__Task instructions__: Every record should be written out exactly, please.
Begin Record set
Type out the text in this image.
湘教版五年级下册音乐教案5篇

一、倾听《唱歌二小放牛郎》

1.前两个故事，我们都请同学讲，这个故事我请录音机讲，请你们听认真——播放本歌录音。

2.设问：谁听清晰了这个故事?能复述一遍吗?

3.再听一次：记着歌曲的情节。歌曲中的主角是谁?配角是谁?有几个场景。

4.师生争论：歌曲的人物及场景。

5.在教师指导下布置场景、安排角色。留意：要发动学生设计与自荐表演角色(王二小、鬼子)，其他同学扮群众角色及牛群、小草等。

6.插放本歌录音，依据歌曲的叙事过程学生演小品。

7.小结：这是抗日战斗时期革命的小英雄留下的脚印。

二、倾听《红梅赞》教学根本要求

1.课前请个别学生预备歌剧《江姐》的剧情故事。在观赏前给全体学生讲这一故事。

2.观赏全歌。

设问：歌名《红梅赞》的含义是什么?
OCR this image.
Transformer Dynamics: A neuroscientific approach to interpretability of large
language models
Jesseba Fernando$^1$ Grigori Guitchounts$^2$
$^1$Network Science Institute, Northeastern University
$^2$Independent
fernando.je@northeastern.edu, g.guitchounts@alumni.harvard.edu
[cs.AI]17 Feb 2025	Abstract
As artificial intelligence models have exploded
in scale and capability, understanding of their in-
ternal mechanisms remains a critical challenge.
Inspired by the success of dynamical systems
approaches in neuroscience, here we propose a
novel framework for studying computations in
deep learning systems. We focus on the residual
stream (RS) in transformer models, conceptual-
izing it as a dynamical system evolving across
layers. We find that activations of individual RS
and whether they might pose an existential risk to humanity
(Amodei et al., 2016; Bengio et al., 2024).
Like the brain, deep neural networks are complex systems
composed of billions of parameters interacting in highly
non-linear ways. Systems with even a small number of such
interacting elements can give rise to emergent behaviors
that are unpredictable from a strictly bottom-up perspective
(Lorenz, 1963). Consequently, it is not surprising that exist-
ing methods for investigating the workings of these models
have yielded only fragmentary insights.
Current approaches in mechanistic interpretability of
End Record set
__Correct result__:
Type out the text in this image.
湘教版五年级下册音乐教案5篇

一、倾听《唱歌二小放牛郎》

1.前两个故事，我们都请同学讲，这个故事我请录音机讲，请你们听认真——播放本歌录音。

2.设问：谁听清晰了这个故事?能复述一遍吗?

3.再听一次：记着歌曲的情节。歌曲中的主角是谁?配角是谁?有几个场景。

4.师生争论：歌曲的人物及场景。

5.在教师指导下布置场景、安排角色。留意：要发动学生设计与自荐表演角色(王二小、鬼子)，其他同学扮群众角色及牛群、小草等。

6.插放本歌录音，依据歌曲的叙事过程学生演小品。

7.小结：这是抗日战斗时期革命的小英雄留下的脚印。

二、倾听《红梅赞》教学根本要求

1.课前请个别学生预备歌剧《江姐》的剧情故事。在观赏前给全体学生讲这一故事。

2.观赏全歌。

设问：歌名《红梅赞》的含义是什么?
OCR this image.
Transformer Dynamics: A neuroscientific approach to interpretability of large
language models
Jesseba Fernando$^1$ Grigori Guitchounts$^2$
$^1$Network Science Institute, Northeastern University
$^2$Independent
fernando.je@northeastern.edu, g.guitchounts@alumni.harvard.edu
[cs.AI]17 Feb 2025	Abstract
As artificial intelligence models have exploded
in scale and capability, understanding of their in-
ternal mechanisms remains a critical challenge.
Inspired by the success of dynamical systems
approaches in neuroscience, here we propose a
novel framework for studying computations in
deep learning systems. We focus on the residual
stream (RS) in transformer models, conceptual-
izing it as a dynamical system evolving across
layers. We find that activations of individual RS
and whether they might pose an existential risk to humanity
(Amodei et al., 2016; Bengio et al., 2024).
Like the brain, deep neural networks are complex systems
composed of billions of parameters interacting in highly
non-linear ways. Systems with even a small number of such
interacting elements can give rise to emergent behaviors
that are unpredictable from a strictly bottom-up perspective
(Lorenz, 1963). Consequently, it is not surprising that exist-
ing methods for investigating the workings of these models
have yielded only fragmentary insights.
Current approaches in mechanistic interpretability of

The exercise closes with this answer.